▶ Task objective: Whenever a line contains the string "yoru", copy it out of the entries.

-- Start --

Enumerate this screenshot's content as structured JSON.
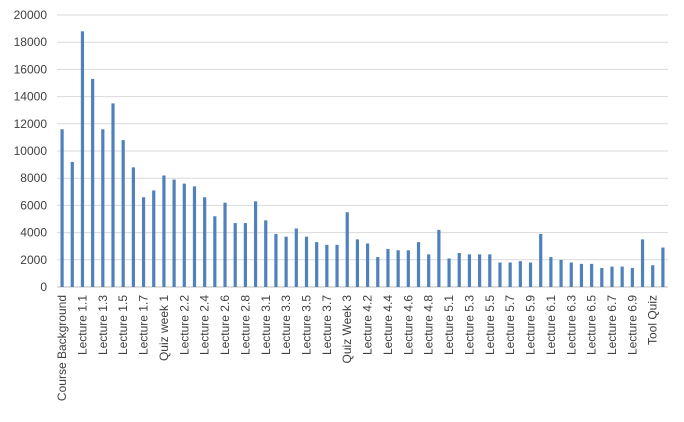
{
  "chart_data": {
    "type": "bar",
    "categories": [
      "Course Background",
      null,
      "Lecture 1.1",
      null,
      "Lecture 1.3",
      null,
      "Lecture 1.5",
      null,
      "Lecture 1.7",
      null,
      "Quiz week 1",
      null,
      "Lecture 2.2",
      null,
      "Lecture 2.4",
      null,
      "Lecture 2.6",
      null,
      "Lecture 2.8",
      null,
      "Lecture 3.1",
      null,
      "Lecture 3.3",
      null,
      "Lecture 3.5",
      null,
      "Lecture 3.7",
      null,
      "Quiz Week 3",
      null,
      "Lecture 4.2",
      null,
      "Lecture 4.4",
      null,
      "Lecture 4.6",
      null,
      "Lecture 4.8",
      null,
      "Lecture 5.1",
      null,
      "Lecture 5.3",
      null,
      "Lecture 5.5",
      null,
      "Lecture 5.7",
      null,
      "Lecture 5.9",
      null,
      "Lecture 6.1",
      null,
      "Lecture 6.3",
      null,
      "Lecture 6.5",
      null,
      "Lecture 6.7",
      null,
      "Lecture 6.9",
      null,
      "Tool Quiz",
      null
    ],
    "values": [
      11600,
      9200,
      18800,
      15300,
      11600,
      13500,
      10800,
      8800,
      6600,
      7100,
      8200,
      7900,
      7600,
      7400,
      6600,
      5200,
      6200,
      4700,
      4700,
      6300,
      4900,
      3900,
      3700,
      4300,
      3700,
      3300,
      3100,
      3100,
      5500,
      3500,
      3200,
      2200,
      2800,
      2700,
      2700,
      3300,
      2400,
      4200,
      2100,
      2500,
      2400,
      2400,
      2400,
      1800,
      1800,
      1900,
      1800,
      3900,
      2200,
      2000,
      1800,
      1700,
      1700,
      1400,
      1500,
      1500,
      1400,
      3500,
      1600,
      2900
    ],
    "color": "#4f81bd",
    "ylim": [
      0,
      20000
    ],
    "yticks": [
      0,
      2000,
      4000,
      6000,
      8000,
      10000,
      12000,
      14000,
      16000,
      18000,
      20000
    ],
    "grid": true
  }
}
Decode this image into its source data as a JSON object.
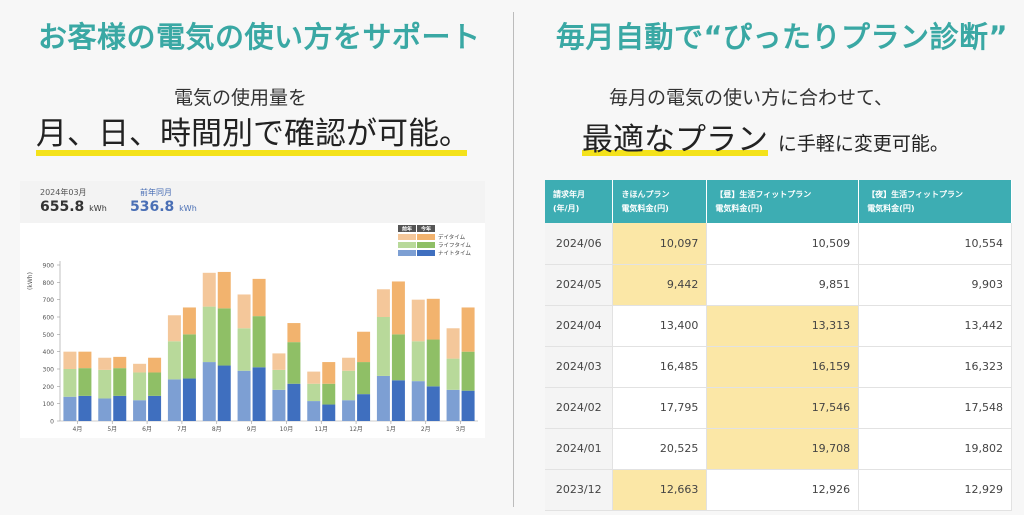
{
  "left": {
    "title": "お客様の電気の使い方をサポート",
    "subtitle": "電気の使用量を",
    "headline": "月、日、時間別で確認が可能。"
  },
  "right": {
    "title": "毎月自動で“ぴったりプラン診断”",
    "subtitle": "毎月の電気の使い方に合わせて、",
    "headline_emph": "最適なプラン",
    "headline_rest": "に手軽に変更可能。"
  },
  "usage": {
    "current_label": "2024年03月",
    "current_value": "655.8",
    "current_unit": "kWh",
    "prev_label": "前年同月",
    "prev_value": "536.8",
    "prev_unit": "kWh"
  },
  "colors": {
    "accent": "#3aa8a4",
    "underline": "#f4e21b",
    "day_this": "#f2b36e",
    "day_prev": "#f4c79a",
    "life_this": "#8fbf66",
    "life_prev": "#b8d99a",
    "night_this": "#3f6fbf",
    "night_prev": "#7d9fd3",
    "highlight": "#fbe7a6"
  },
  "chart_data": {
    "type": "bar",
    "ylabel": "(kWh)",
    "ylim": [
      0,
      900
    ],
    "yticks": [
      0,
      100,
      200,
      300,
      400,
      500,
      600,
      700,
      800,
      900
    ],
    "legend_headers": [
      "前年",
      "今年"
    ],
    "categories": [
      "4月",
      "5月",
      "6月",
      "7月",
      "8月",
      "9月",
      "10月",
      "11月",
      "12月",
      "1月",
      "2月",
      "3月"
    ],
    "series": [
      {
        "name": "ナイトタイム",
        "prev": [
          140,
          130,
          120,
          240,
          340,
          290,
          180,
          115,
          120,
          260,
          230,
          180
        ],
        "this": [
          145,
          145,
          145,
          245,
          320,
          310,
          215,
          95,
          155,
          235,
          200,
          175
        ]
      },
      {
        "name": "ライフタイム",
        "prev": [
          160,
          165,
          160,
          220,
          320,
          245,
          115,
          100,
          170,
          340,
          230,
          180
        ],
        "this": [
          160,
          160,
          135,
          255,
          330,
          295,
          240,
          120,
          185,
          265,
          270,
          225
        ]
      },
      {
        "name": "デイタイム",
        "prev": [
          100,
          70,
          50,
          150,
          195,
          195,
          95,
          70,
          75,
          160,
          240,
          175
        ],
        "this": [
          95,
          65,
          85,
          155,
          210,
          215,
          110,
          125,
          175,
          305,
          235,
          255
        ]
      }
    ]
  },
  "table": {
    "headers": [
      "請求年月\n(年/月)",
      "きほんプラン\n電気料金(円)",
      "【昼】生活フィットプラン\n電気料金(円)",
      "【夜】生活フィットプラン\n電気料金(円)"
    ],
    "rows": [
      {
        "month": "2024/06",
        "kihon": "10,097",
        "hiru": "10,509",
        "yoru": "10,554",
        "best": 1
      },
      {
        "month": "2024/05",
        "kihon": "9,442",
        "hiru": "9,851",
        "yoru": "9,903",
        "best": 1
      },
      {
        "month": "2024/04",
        "kihon": "13,400",
        "hiru": "13,313",
        "yoru": "13,442",
        "best": 2
      },
      {
        "month": "2024/03",
        "kihon": "16,485",
        "hiru": "16,159",
        "yoru": "16,323",
        "best": 2
      },
      {
        "month": "2024/02",
        "kihon": "17,795",
        "hiru": "17,546",
        "yoru": "17,548",
        "best": 2
      },
      {
        "month": "2024/01",
        "kihon": "20,525",
        "hiru": "19,708",
        "yoru": "19,802",
        "best": 2
      },
      {
        "month": "2023/12",
        "kihon": "12,663",
        "hiru": "12,926",
        "yoru": "12,929",
        "best": 1
      }
    ]
  }
}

-- End --

▶ Response to this task:
        "yoru": "10,554",
        "yoru": "9,903",
        "yoru": "13,442",
        "yoru": "16,323",
        "yoru": "17,548",
        "yoru": "19,802",
        "yoru": "12,929",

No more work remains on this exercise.